> _Exercise objective_:
Please extract the following items word for word, without the pictures: begin at the line that has "decompose this screenshot" and stop after the line that has "bar-elon — [98, 52, 987, 96]".

>> START

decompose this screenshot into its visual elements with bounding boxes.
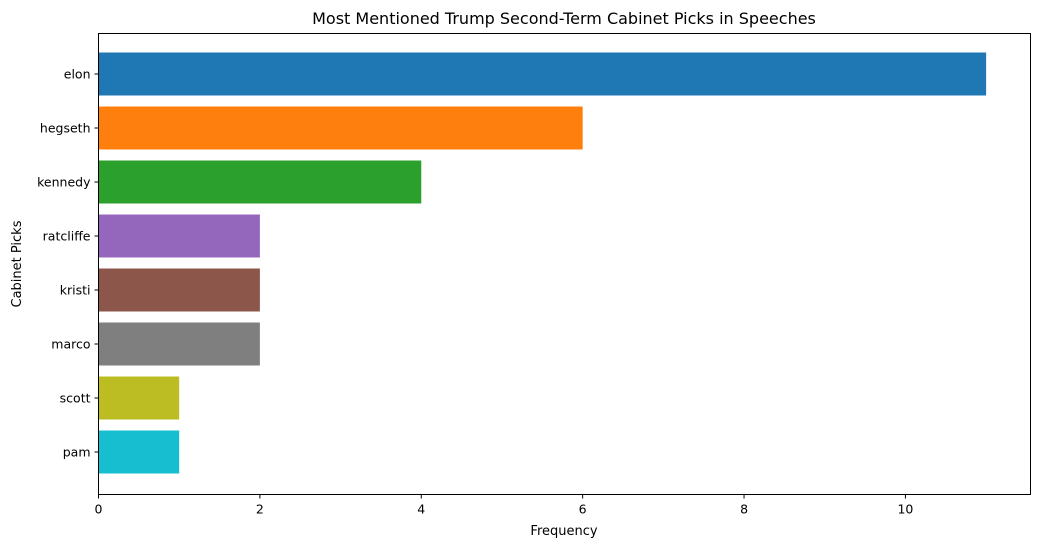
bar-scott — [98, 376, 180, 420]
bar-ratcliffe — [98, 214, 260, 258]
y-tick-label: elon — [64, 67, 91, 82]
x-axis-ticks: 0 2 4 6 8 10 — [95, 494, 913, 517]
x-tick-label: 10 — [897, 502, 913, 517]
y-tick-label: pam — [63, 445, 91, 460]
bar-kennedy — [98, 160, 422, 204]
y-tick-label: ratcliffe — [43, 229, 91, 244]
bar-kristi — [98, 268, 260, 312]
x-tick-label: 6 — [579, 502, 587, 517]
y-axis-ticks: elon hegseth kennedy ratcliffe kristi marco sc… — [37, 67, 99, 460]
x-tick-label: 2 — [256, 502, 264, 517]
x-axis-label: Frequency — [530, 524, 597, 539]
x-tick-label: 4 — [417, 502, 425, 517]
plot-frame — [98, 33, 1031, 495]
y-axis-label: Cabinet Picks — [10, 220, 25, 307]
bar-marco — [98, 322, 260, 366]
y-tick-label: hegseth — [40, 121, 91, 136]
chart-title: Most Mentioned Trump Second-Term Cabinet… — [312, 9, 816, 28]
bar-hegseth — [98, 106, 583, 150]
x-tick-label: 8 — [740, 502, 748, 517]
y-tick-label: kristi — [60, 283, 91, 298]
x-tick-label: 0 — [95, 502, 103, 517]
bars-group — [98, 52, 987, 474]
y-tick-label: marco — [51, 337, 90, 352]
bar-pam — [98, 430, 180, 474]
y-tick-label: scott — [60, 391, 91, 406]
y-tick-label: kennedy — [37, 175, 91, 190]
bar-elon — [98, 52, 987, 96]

>> END
>> START

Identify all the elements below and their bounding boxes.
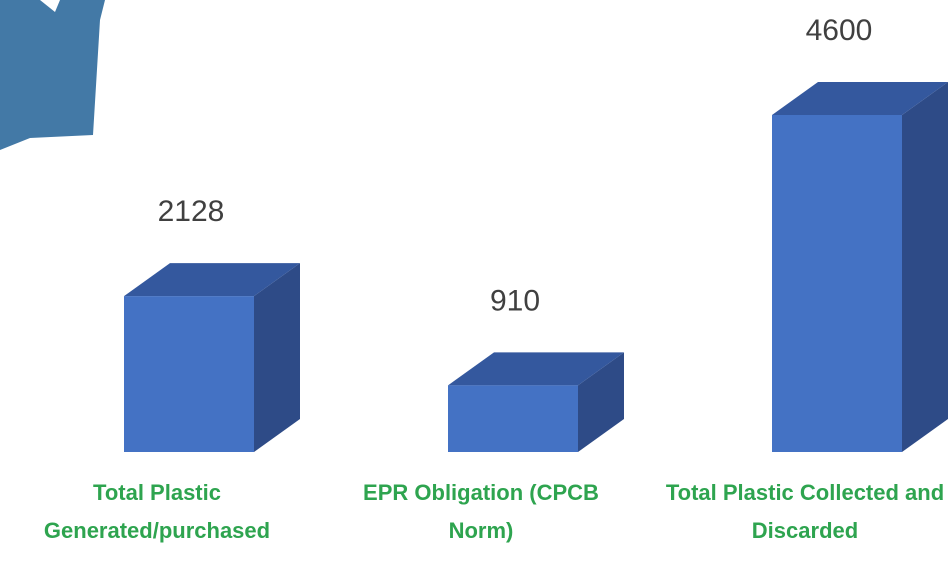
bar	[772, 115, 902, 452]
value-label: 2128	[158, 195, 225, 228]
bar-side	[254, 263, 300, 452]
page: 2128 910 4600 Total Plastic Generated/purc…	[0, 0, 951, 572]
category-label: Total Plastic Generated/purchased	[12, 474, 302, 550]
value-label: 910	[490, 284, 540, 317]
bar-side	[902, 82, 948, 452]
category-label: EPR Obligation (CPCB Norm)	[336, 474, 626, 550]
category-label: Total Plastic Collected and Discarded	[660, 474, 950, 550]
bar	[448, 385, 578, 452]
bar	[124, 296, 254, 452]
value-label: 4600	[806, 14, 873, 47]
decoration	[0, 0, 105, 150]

>> END
>> START

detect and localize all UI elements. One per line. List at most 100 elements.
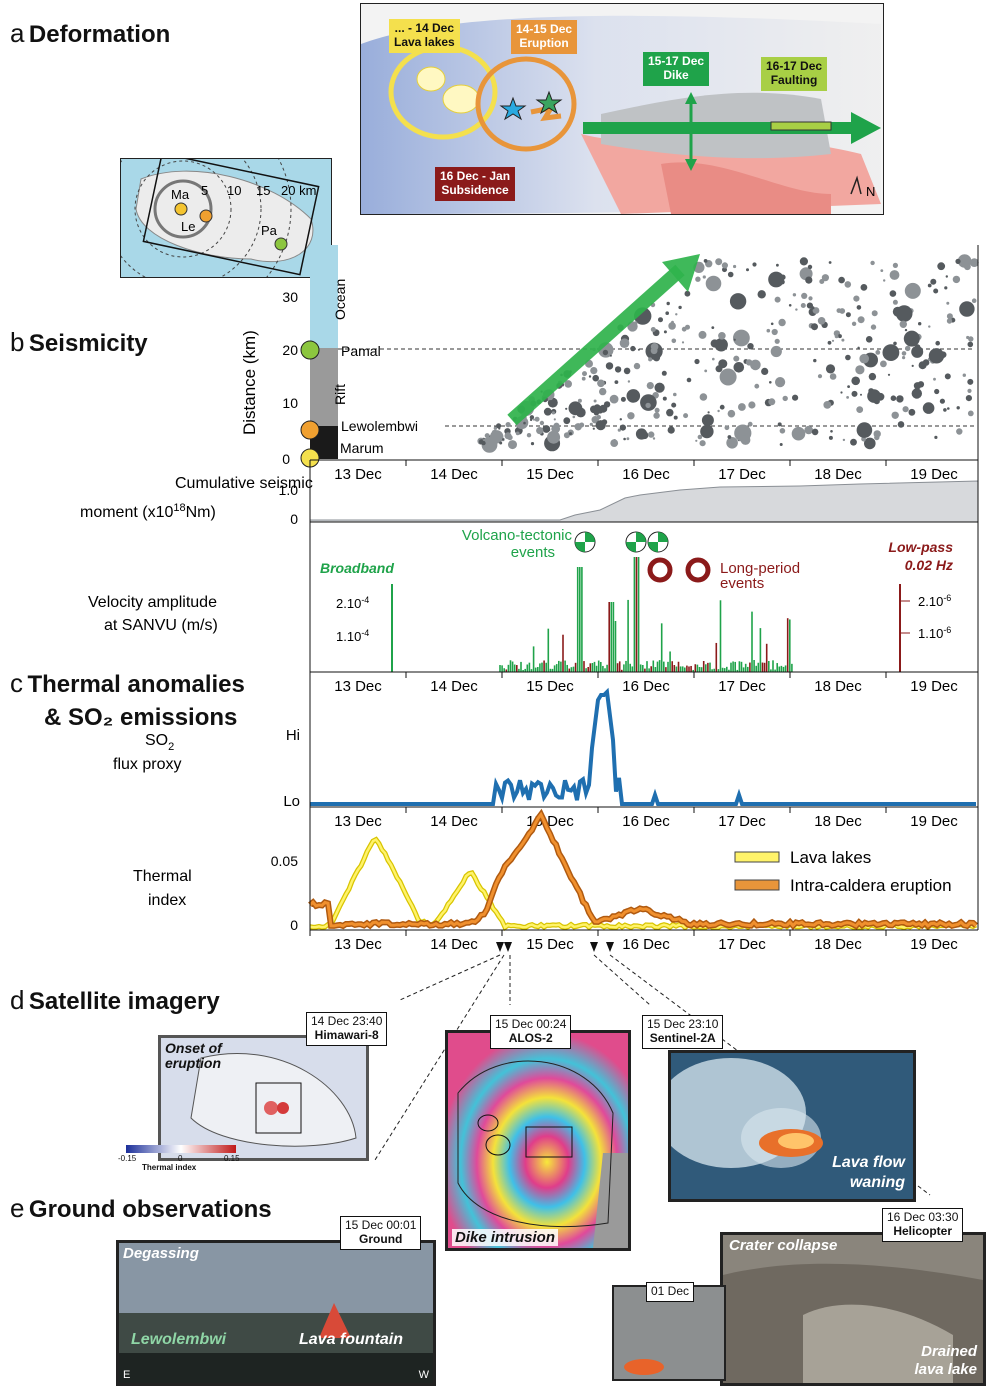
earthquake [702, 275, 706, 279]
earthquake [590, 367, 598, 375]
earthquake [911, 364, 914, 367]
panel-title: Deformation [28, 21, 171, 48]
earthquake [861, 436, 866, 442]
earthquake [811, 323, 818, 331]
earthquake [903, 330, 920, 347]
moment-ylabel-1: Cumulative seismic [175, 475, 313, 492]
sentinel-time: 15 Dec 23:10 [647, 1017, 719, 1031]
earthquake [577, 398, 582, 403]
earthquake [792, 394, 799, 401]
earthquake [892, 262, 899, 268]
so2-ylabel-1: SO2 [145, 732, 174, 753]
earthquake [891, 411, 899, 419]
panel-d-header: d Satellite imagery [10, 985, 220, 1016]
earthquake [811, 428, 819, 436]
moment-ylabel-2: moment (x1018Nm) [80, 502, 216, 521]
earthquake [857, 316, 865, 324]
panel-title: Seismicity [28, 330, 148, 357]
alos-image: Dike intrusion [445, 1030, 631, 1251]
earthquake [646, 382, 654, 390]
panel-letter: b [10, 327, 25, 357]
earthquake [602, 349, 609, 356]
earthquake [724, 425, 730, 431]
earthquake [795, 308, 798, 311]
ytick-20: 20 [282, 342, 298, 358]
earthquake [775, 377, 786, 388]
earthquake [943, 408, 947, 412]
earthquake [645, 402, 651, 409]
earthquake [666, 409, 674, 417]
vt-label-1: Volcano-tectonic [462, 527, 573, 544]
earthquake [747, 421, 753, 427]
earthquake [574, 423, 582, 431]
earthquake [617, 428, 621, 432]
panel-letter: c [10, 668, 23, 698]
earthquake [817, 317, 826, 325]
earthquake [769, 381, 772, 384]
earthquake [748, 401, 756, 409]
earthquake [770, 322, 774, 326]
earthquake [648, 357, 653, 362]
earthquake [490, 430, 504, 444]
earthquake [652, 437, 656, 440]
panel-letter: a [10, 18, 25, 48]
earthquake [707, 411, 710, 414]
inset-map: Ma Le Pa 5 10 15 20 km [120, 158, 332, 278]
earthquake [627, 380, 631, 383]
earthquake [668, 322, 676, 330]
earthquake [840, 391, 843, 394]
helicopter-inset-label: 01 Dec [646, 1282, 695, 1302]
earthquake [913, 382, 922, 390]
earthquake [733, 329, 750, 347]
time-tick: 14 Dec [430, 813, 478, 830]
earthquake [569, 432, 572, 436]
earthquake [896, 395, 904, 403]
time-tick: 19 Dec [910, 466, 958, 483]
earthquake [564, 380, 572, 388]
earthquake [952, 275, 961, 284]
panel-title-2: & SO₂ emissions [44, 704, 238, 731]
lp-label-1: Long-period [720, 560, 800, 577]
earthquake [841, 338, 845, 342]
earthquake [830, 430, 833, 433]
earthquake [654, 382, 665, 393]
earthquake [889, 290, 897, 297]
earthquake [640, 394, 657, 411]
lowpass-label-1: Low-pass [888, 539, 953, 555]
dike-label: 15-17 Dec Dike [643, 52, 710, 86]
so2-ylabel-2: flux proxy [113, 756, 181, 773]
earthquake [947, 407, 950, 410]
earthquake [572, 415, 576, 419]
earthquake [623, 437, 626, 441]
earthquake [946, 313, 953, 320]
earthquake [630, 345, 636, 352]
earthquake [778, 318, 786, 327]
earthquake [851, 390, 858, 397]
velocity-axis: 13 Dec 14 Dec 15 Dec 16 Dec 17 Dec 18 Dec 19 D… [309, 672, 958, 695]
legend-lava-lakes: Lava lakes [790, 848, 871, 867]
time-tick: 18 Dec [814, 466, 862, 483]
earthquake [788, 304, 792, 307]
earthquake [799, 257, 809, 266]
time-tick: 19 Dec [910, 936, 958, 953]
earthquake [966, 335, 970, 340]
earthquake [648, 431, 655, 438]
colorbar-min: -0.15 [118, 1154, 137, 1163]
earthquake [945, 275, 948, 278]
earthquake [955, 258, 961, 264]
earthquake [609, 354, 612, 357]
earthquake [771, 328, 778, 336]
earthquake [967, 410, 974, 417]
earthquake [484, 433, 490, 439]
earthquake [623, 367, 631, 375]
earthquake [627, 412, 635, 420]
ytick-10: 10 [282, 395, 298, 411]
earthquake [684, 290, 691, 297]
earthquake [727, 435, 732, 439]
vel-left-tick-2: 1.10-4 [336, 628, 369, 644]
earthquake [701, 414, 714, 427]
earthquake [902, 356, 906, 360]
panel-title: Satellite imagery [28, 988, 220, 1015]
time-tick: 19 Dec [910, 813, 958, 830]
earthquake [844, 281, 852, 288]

>> END

> _Answer for this exercise_:
decompose this screenshot into its visual elements with bounding boxes.
bar-scott — [98, 376, 180, 420]
bar-ratcliffe — [98, 214, 260, 258]
y-tick-label: elon — [64, 67, 91, 82]
x-axis-ticks: 0 2 4 6 8 10 — [95, 494, 913, 517]
x-tick-label: 10 — [897, 502, 913, 517]
y-tick-label: pam — [63, 445, 91, 460]
bar-kennedy — [98, 160, 422, 204]
y-tick-label: ratcliffe — [43, 229, 91, 244]
bar-kristi — [98, 268, 260, 312]
x-tick-label: 6 — [579, 502, 587, 517]
y-axis-ticks: elon hegseth kennedy ratcliffe kristi marco sc… — [37, 67, 99, 460]
x-tick-label: 2 — [256, 502, 264, 517]
x-axis-label: Frequency — [530, 524, 597, 539]
x-tick-label: 4 — [417, 502, 425, 517]
plot-frame — [98, 33, 1031, 495]
y-axis-label: Cabinet Picks — [10, 220, 25, 307]
bar-marco — [98, 322, 260, 366]
y-tick-label: hegseth — [40, 121, 91, 136]
chart-title: Most Mentioned Trump Second-Term Cabinet… — [312, 9, 816, 28]
bar-hegseth — [98, 106, 583, 150]
x-tick-label: 8 — [740, 502, 748, 517]
y-tick-label: kristi — [60, 283, 91, 298]
x-tick-label: 0 — [95, 502, 103, 517]
bars-group — [98, 52, 987, 474]
y-tick-label: marco — [51, 337, 90, 352]
bar-pam — [98, 430, 180, 474]
y-tick-label: scott — [60, 391, 91, 406]
y-tick-label: kennedy — [37, 175, 91, 190]
bar-elon — [98, 52, 987, 96]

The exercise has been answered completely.